[start]

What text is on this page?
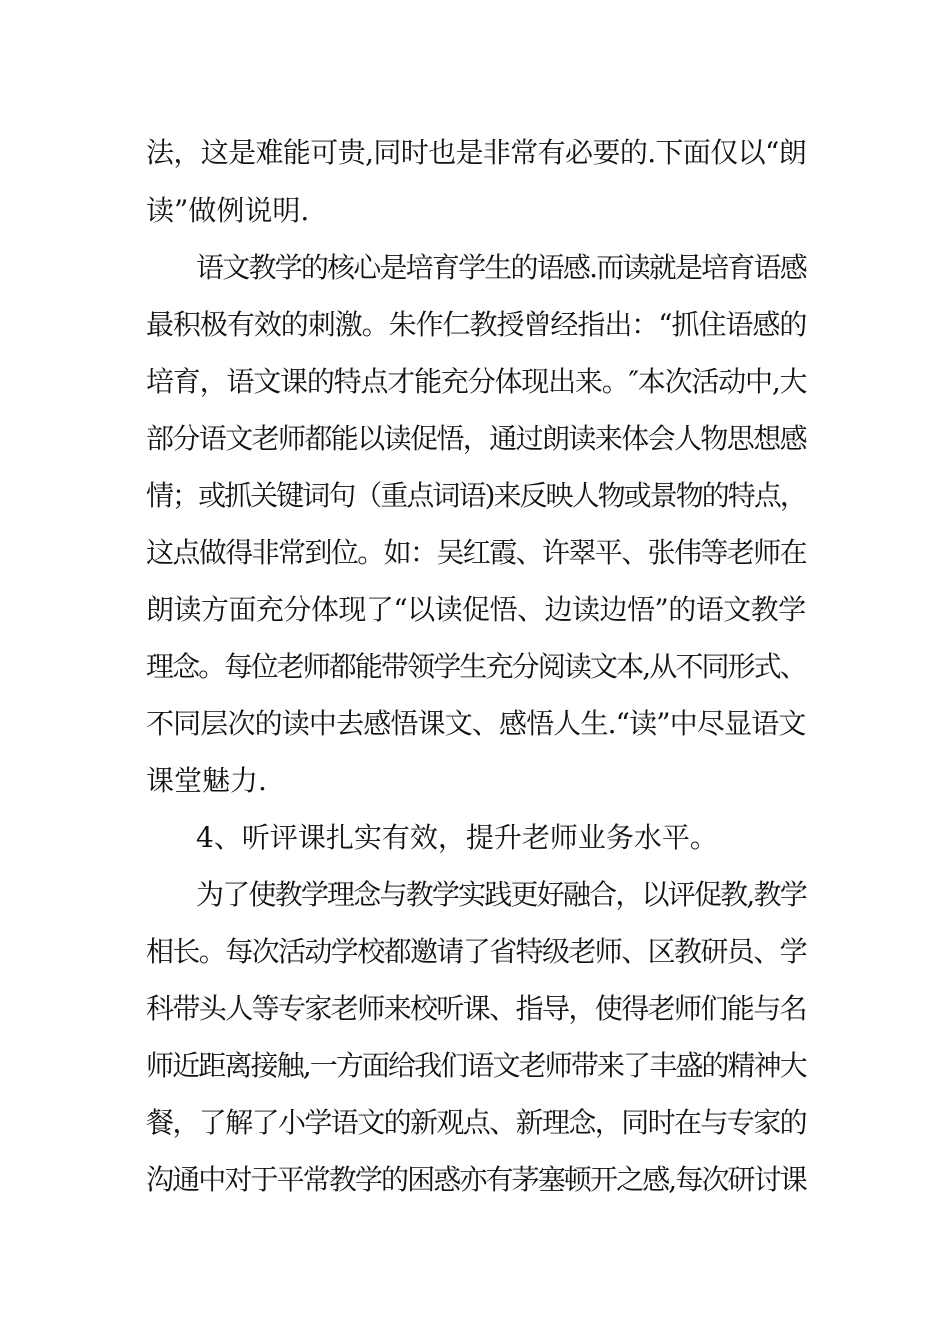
法，这是难能可贵,同时也是非常有必要的.下面仅以“朗

读”做例说明.

语文教学的核心是培育学生的语感.而读就是培育语感

最积极有效的刺激。朱作仁教授曾经指出：“抓住语感的

培育，语文课的特点才能充分体现出来。″本次活动中,大

部分语文老师都能以读促悟，通过朗读来体会人物思想感

情；或抓关键词句（重点词语)来反映人物或景物的特点，

这点做得非常到位。如：吴红霞、许翠平、张伟等老师在

朗读方面充分体现了“以读促悟、边读边悟”的语文教学

理念。每位老师都能带领学生充分阅读文本,从不同形式、

不同层次的读中去感悟课文、感悟人生.“读”中尽显语文

课堂魅力.

4、听评课扎实有效，提升老师业务水平。

为了使教学理念与教学实践更好融合，以评促教,教学

相长。每次活动学校都邀请了省特级老师、区教研员、学

科带头人等专家老师来校听课、指导，使得老师们能与名

师近距离接触,一方面给我们语文老师带来了丰盛的精神大

餐，了解了小学语文的新观点、新理念，同时在与专家的

沟通中对于平常教学的困惑亦有茅塞顿开之感,每次研讨课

[end]

Your goal> Leave out the pictures and print every line of the data exactly.

Output of the task>
What text is on this page?
法，这是难能可贵,同时也是非常有必要的.下面仅以“朗

读”做例说明.

语文教学的核心是培育学生的语感.而读就是培育语感

最积极有效的刺激。朱作仁教授曾经指出：“抓住语感的

培育，语文课的特点才能充分体现出来。″本次活动中,大

部分语文老师都能以读促悟，通过朗读来体会人物思想感

情；或抓关键词句（重点词语)来反映人物或景物的特点，

这点做得非常到位。如：吴红霞、许翠平、张伟等老师在

朗读方面充分体现了“以读促悟、边读边悟”的语文教学

理念。每位老师都能带领学生充分阅读文本,从不同形式、

不同层次的读中去感悟课文、感悟人生.“读”中尽显语文

课堂魅力.

4、听评课扎实有效，提升老师业务水平。

为了使教学理念与教学实践更好融合，以评促教,教学

相长。每次活动学校都邀请了省特级老师、区教研员、学

科带头人等专家老师来校听课、指导，使得老师们能与名

师近距离接触,一方面给我们语文老师带来了丰盛的精神大

餐，了解了小学语文的新观点、新理念，同时在与专家的

沟通中对于平常教学的困惑亦有茅塞顿开之感,每次研讨课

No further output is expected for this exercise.